» WHAT THIS TASK INVOLVES:
Each entry that follows must be output without any deviation.

» RAW DATA:
>>>

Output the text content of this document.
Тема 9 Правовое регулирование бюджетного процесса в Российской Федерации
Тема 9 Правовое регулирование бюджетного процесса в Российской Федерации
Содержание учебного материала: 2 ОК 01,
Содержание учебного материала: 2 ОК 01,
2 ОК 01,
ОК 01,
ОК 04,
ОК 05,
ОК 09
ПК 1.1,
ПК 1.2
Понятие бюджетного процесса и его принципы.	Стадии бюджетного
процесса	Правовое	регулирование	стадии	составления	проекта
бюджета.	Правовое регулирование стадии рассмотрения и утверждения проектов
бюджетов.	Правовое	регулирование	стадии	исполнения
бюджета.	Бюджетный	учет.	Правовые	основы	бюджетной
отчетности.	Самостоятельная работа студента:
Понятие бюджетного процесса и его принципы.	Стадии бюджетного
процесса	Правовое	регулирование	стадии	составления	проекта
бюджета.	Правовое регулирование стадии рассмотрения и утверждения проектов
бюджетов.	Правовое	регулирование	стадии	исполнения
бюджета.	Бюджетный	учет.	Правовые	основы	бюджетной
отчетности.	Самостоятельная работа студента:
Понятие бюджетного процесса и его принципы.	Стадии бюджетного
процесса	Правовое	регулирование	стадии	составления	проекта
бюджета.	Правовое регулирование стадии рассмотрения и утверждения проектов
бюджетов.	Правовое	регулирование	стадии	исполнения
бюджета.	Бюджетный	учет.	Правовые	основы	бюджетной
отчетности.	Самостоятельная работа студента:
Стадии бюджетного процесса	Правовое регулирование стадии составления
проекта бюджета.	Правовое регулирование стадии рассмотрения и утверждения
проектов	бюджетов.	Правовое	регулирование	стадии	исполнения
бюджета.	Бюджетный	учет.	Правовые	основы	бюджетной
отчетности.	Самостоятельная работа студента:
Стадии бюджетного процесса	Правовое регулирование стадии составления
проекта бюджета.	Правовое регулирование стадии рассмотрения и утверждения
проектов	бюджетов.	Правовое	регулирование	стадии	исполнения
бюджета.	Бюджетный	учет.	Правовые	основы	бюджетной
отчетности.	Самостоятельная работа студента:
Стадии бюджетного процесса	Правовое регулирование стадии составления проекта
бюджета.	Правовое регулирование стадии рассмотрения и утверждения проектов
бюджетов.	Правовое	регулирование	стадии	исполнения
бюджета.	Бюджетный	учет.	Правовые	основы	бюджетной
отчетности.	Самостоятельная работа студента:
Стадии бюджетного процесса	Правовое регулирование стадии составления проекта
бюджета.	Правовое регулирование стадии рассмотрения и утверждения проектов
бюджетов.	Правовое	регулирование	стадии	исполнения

<<<

» TASK ANSWER:
Output the text content of this document.
Тема 9 Правовое регулирование бюджетного процесса в Российской Федерации
Тема 9 Правовое регулирование бюджетного процесса в Российской Федерации
Содержание учебного материала: 2 ОК 01,
Содержание учебного материала: 2 ОК 01,
2 ОК 01,
ОК 01,
ОК 04,
ОК 05,
ОК 09
ПК 1.1,
ПК 1.2
Понятие бюджетного процесса и его принципы.	Стадии бюджетного
процесса	Правовое	регулирование	стадии	составления	проекта
бюджета.	Правовое регулирование стадии рассмотрения и утверждения проектов
бюджетов.	Правовое	регулирование	стадии	исполнения
бюджета.	Бюджетный	учет.	Правовые	основы	бюджетной
отчетности.	Самостоятельная работа студента:
Понятие бюджетного процесса и его принципы.	Стадии бюджетного
процесса	Правовое	регулирование	стадии	составления	проекта
бюджета.	Правовое регулирование стадии рассмотрения и утверждения проектов
бюджетов.	Правовое	регулирование	стадии	исполнения
бюджета.	Бюджетный	учет.	Правовые	основы	бюджетной
отчетности.	Самостоятельная работа студента:
Понятие бюджетного процесса и его принципы.	Стадии бюджетного
процесса	Правовое	регулирование	стадии	составления	проекта
бюджета.	Правовое регулирование стадии рассмотрения и утверждения проектов
бюджетов.	Правовое	регулирование	стадии	исполнения
бюджета.	Бюджетный	учет.	Правовые	основы	бюджетной
отчетности.	Самостоятельная работа студента:
Стадии бюджетного процесса	Правовое регулирование стадии составления
проекта бюджета.	Правовое регулирование стадии рассмотрения и утверждения
проектов	бюджетов.	Правовое	регулирование	стадии	исполнения
бюджета.	Бюджетный	учет.	Правовые	основы	бюджетной
отчетности.	Самостоятельная работа студента:
Стадии бюджетного процесса	Правовое регулирование стадии составления
проекта бюджета.	Правовое регулирование стадии рассмотрения и утверждения
проектов	бюджетов.	Правовое	регулирование	стадии	исполнения
бюджета.	Бюджетный	учет.	Правовые	основы	бюджетной
отчетности.	Самостоятельная работа студента:
Стадии бюджетного процесса	Правовое регулирование стадии составления проекта
бюджета.	Правовое регулирование стадии рассмотрения и утверждения проектов
бюджетов.	Правовое	регулирование	стадии	исполнения
бюджета.	Бюджетный	учет.	Правовые	основы	бюджетной
отчетности.	Самостоятельная работа студента:
Стадии бюджетного процесса	Правовое регулирование стадии составления проекта
бюджета.	Правовое регулирование стадии рассмотрения и утверждения проектов
бюджетов.	Правовое	регулирование	стадии	исполнения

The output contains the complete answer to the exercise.